Write out the listing below in full and exactly, leaving out every picture.

Dataset records on visual material
+++++
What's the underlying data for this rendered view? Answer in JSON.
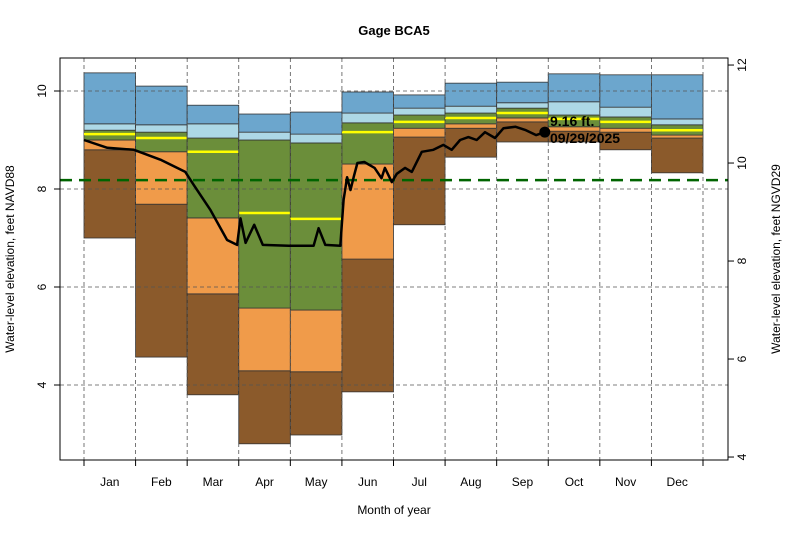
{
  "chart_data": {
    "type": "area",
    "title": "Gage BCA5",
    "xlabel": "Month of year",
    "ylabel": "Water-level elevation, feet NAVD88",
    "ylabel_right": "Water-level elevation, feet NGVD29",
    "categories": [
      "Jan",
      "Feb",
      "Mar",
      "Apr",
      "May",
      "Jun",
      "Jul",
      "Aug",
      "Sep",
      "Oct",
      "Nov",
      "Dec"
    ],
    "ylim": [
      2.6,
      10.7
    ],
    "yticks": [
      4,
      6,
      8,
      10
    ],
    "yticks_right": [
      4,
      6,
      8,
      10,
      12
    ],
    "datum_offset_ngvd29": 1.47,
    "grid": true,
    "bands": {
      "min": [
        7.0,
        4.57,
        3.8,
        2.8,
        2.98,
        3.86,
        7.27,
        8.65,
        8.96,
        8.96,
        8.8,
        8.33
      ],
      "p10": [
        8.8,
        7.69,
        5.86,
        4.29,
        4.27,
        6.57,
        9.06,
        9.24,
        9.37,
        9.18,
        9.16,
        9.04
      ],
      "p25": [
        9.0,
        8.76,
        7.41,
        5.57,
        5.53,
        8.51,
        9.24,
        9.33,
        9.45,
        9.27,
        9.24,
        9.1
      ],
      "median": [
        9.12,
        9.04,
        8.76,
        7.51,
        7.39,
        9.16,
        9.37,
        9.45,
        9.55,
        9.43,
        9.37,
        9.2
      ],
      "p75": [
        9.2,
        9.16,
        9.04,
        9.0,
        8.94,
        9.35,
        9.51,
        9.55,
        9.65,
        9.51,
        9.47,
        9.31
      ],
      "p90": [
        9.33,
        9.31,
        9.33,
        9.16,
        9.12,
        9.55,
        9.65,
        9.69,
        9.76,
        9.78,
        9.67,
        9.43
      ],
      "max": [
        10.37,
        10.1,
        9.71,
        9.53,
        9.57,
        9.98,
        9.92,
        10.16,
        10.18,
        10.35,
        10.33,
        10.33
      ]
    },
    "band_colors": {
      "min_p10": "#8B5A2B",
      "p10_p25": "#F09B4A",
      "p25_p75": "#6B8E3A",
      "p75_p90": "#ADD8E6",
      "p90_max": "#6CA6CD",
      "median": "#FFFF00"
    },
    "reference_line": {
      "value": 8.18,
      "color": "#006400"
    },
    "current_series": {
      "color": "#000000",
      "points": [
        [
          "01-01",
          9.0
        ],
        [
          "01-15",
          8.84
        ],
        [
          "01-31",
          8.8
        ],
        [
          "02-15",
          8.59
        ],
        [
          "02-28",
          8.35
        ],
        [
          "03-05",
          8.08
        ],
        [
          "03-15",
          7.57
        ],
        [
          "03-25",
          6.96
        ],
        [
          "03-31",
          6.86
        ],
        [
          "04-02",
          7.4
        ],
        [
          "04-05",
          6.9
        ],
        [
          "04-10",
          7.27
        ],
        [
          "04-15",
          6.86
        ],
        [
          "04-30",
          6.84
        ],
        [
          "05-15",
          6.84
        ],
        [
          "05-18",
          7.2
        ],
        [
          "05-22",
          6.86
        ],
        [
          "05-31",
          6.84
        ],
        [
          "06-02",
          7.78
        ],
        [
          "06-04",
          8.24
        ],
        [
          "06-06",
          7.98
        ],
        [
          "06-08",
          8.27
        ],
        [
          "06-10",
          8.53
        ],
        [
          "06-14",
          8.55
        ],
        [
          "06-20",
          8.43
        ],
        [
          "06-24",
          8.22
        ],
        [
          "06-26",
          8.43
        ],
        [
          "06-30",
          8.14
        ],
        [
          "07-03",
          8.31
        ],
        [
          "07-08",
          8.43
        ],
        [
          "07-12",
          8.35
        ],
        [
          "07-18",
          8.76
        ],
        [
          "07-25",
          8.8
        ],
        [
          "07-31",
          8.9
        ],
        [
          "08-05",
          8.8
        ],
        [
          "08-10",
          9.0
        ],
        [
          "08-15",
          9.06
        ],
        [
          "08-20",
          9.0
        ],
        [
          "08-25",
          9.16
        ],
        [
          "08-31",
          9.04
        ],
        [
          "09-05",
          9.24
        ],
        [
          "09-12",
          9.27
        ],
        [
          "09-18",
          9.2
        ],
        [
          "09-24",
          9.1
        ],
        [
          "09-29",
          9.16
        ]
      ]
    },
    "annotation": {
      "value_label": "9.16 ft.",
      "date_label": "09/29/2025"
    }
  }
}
+++++
» **RESPONSE TO THE TASK**
What's the underlying data for this rendered view? Answer in JSON.
{
  "chart_data": {
    "type": "area",
    "title": "Gage BCA5",
    "xlabel": "Month of year",
    "ylabel": "Water-level elevation, feet NAVD88",
    "ylabel_right": "Water-level elevation, feet NGVD29",
    "categories": [
      "Jan",
      "Feb",
      "Mar",
      "Apr",
      "May",
      "Jun",
      "Jul",
      "Aug",
      "Sep",
      "Oct",
      "Nov",
      "Dec"
    ],
    "ylim": [
      2.6,
      10.7
    ],
    "yticks": [
      4,
      6,
      8,
      10
    ],
    "yticks_right": [
      4,
      6,
      8,
      10,
      12
    ],
    "datum_offset_ngvd29": 1.47,
    "grid": true,
    "bands": {
      "min": [
        7.0,
        4.57,
        3.8,
        2.8,
        2.98,
        3.86,
        7.27,
        8.65,
        8.96,
        8.96,
        8.8,
        8.33
      ],
      "p10": [
        8.8,
        7.69,
        5.86,
        4.29,
        4.27,
        6.57,
        9.06,
        9.24,
        9.37,
        9.18,
        9.16,
        9.04
      ],
      "p25": [
        9.0,
        8.76,
        7.41,
        5.57,
        5.53,
        8.51,
        9.24,
        9.33,
        9.45,
        9.27,
        9.24,
        9.1
      ],
      "median": [
        9.12,
        9.04,
        8.76,
        7.51,
        7.39,
        9.16,
        9.37,
        9.45,
        9.55,
        9.43,
        9.37,
        9.2
      ],
      "p75": [
        9.2,
        9.16,
        9.04,
        9.0,
        8.94,
        9.35,
        9.51,
        9.55,
        9.65,
        9.51,
        9.47,
        9.31
      ],
      "p90": [
        9.33,
        9.31,
        9.33,
        9.16,
        9.12,
        9.55,
        9.65,
        9.69,
        9.76,
        9.78,
        9.67,
        9.43
      ],
      "max": [
        10.37,
        10.1,
        9.71,
        9.53,
        9.57,
        9.98,
        9.92,
        10.16,
        10.18,
        10.35,
        10.33,
        10.33
      ]
    },
    "band_colors": {
      "min_p10": "#8B5A2B",
      "p10_p25": "#F09B4A",
      "p25_p75": "#6B8E3A",
      "p75_p90": "#ADD8E6",
      "p90_max": "#6CA6CD",
      "median": "#FFFF00"
    },
    "reference_line": {
      "value": 8.18,
      "color": "#006400"
    },
    "current_series": {
      "color": "#000000",
      "points": [
        [
          "01-01",
          9.0
        ],
        [
          "01-15",
          8.84
        ],
        [
          "01-31",
          8.8
        ],
        [
          "02-15",
          8.59
        ],
        [
          "02-28",
          8.35
        ],
        [
          "03-05",
          8.08
        ],
        [
          "03-15",
          7.57
        ],
        [
          "03-25",
          6.96
        ],
        [
          "03-31",
          6.86
        ],
        [
          "04-02",
          7.4
        ],
        [
          "04-05",
          6.9
        ],
        [
          "04-10",
          7.27
        ],
        [
          "04-15",
          6.86
        ],
        [
          "04-30",
          6.84
        ],
        [
          "05-15",
          6.84
        ],
        [
          "05-18",
          7.2
        ],
        [
          "05-22",
          6.86
        ],
        [
          "05-31",
          6.84
        ],
        [
          "06-02",
          7.78
        ],
        [
          "06-04",
          8.24
        ],
        [
          "06-06",
          7.98
        ],
        [
          "06-08",
          8.27
        ],
        [
          "06-10",
          8.53
        ],
        [
          "06-14",
          8.55
        ],
        [
          "06-20",
          8.43
        ],
        [
          "06-24",
          8.22
        ],
        [
          "06-26",
          8.43
        ],
        [
          "06-30",
          8.14
        ],
        [
          "07-03",
          8.31
        ],
        [
          "07-08",
          8.43
        ],
        [
          "07-12",
          8.35
        ],
        [
          "07-18",
          8.76
        ],
        [
          "07-25",
          8.8
        ],
        [
          "07-31",
          8.9
        ],
        [
          "08-05",
          8.8
        ],
        [
          "08-10",
          9.0
        ],
        [
          "08-15",
          9.06
        ],
        [
          "08-20",
          9.0
        ],
        [
          "08-25",
          9.16
        ],
        [
          "08-31",
          9.04
        ],
        [
          "09-05",
          9.24
        ],
        [
          "09-12",
          9.27
        ],
        [
          "09-18",
          9.2
        ],
        [
          "09-24",
          9.1
        ],
        [
          "09-29",
          9.16
        ]
      ]
    },
    "annotation": {
      "value_label": "9.16 ft.",
      "date_label": "09/29/2025"
    }
  }
}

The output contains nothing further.